## DIRECTIVE
Look for "ἀποφάσεις" in each line of the entries, and return the matching lines.

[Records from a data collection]
-------
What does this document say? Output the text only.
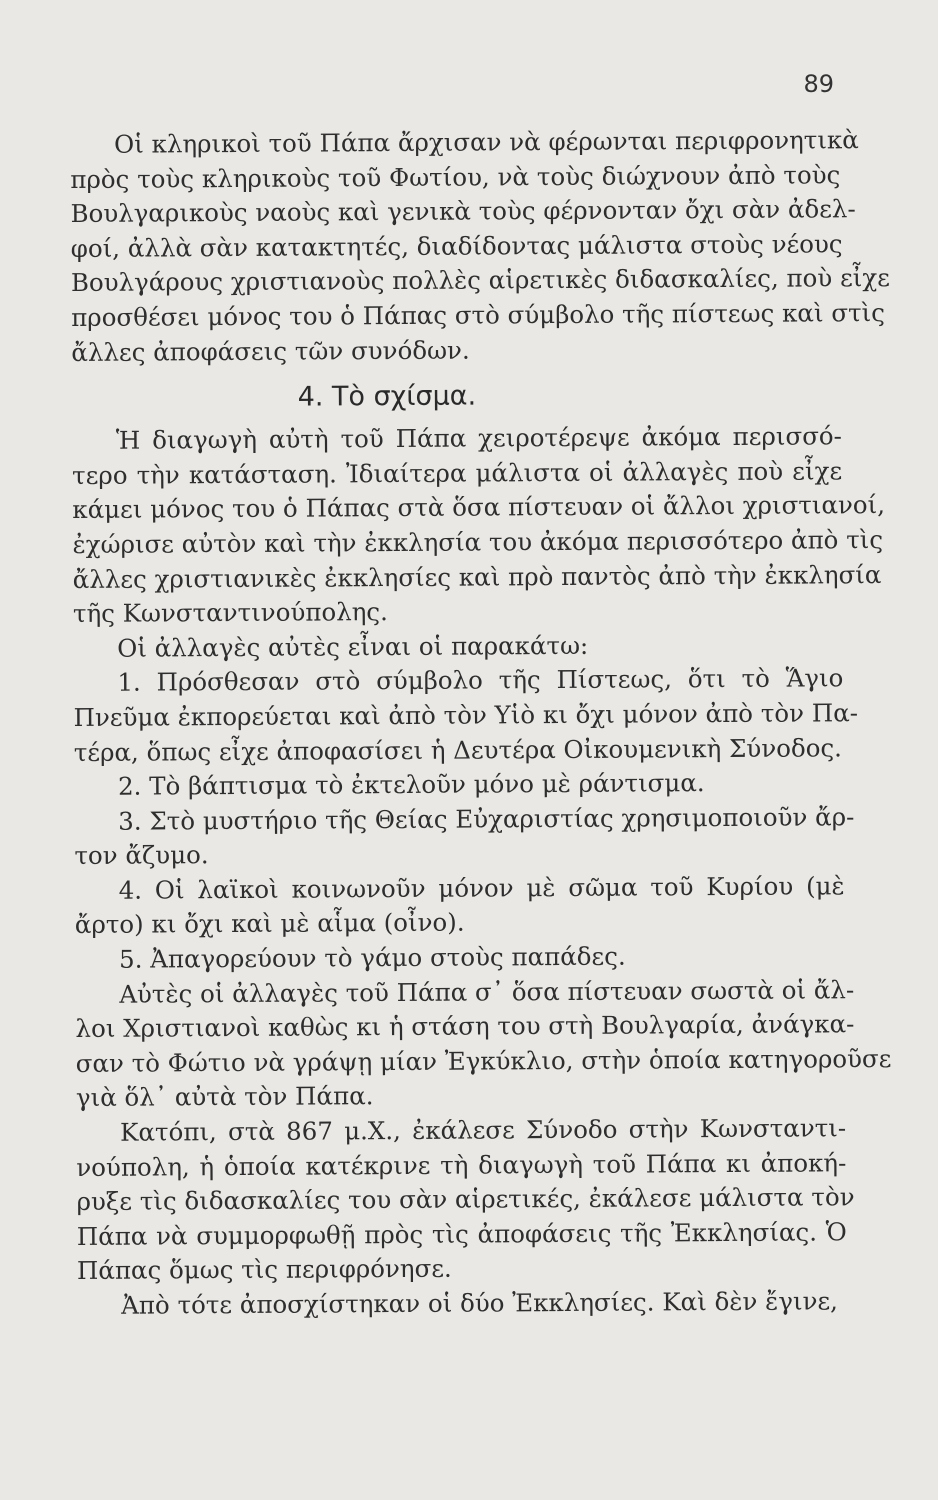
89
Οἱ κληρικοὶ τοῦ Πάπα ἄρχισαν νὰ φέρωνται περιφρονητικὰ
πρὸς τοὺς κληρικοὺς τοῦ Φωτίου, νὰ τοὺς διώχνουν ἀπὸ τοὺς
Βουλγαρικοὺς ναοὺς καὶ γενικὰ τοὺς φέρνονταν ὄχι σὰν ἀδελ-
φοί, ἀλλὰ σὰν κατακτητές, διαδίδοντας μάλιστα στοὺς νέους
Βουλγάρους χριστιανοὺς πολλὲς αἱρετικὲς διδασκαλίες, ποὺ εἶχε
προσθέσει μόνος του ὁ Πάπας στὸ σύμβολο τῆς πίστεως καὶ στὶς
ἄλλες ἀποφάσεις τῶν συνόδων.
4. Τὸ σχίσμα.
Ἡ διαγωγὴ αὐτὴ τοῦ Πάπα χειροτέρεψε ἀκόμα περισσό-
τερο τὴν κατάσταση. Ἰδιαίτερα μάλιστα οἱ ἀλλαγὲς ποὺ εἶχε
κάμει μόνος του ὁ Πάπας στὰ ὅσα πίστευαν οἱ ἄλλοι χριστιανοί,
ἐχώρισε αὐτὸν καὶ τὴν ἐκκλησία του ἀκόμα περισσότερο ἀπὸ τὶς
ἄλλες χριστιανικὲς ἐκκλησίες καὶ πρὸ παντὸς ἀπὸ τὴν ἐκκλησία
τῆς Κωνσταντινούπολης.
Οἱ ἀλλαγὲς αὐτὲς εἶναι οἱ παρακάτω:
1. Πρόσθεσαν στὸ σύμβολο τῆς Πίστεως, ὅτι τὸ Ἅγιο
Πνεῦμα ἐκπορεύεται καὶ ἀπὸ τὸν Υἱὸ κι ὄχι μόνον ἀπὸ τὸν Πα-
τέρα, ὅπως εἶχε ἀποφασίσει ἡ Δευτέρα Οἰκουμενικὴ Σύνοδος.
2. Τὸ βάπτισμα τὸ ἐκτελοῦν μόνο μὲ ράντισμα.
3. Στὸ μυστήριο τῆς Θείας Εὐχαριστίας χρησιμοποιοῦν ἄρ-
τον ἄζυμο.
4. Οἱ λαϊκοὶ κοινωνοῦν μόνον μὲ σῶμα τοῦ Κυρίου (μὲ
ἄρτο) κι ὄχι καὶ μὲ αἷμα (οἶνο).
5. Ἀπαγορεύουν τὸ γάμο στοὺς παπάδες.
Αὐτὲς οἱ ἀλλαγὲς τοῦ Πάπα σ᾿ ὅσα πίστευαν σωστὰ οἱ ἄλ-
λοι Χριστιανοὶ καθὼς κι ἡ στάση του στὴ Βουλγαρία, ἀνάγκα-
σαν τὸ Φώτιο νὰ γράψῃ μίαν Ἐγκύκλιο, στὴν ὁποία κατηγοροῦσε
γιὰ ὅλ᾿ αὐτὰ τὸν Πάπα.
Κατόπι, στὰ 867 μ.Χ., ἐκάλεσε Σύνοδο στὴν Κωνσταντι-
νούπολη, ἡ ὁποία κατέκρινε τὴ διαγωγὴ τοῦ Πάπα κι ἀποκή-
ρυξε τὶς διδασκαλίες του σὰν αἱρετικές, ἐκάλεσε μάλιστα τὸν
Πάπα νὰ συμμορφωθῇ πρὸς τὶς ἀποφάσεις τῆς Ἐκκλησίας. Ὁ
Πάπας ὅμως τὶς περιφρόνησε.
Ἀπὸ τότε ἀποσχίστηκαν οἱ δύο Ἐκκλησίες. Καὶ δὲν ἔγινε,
-------
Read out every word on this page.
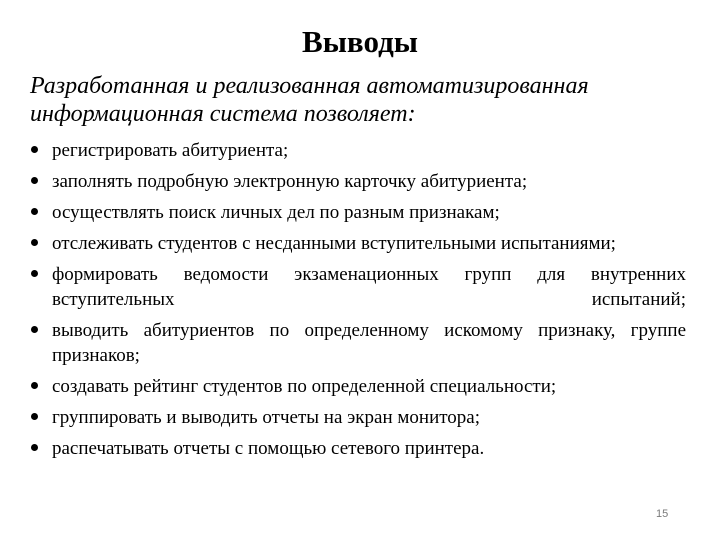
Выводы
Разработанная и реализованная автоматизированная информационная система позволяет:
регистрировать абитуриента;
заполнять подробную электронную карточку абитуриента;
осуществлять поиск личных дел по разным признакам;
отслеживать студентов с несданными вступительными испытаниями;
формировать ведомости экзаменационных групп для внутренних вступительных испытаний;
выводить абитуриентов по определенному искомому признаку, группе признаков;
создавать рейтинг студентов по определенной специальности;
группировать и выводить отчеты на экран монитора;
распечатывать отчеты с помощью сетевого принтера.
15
-------
## THE RESULT
ἄλλες ἀποφάσεις τῶν συνόδων.
Πάπα νὰ συμμορφωθῇ πρὸς τὶς ἀποφάσεις τῆς Ἐκκλησίας. Ὁ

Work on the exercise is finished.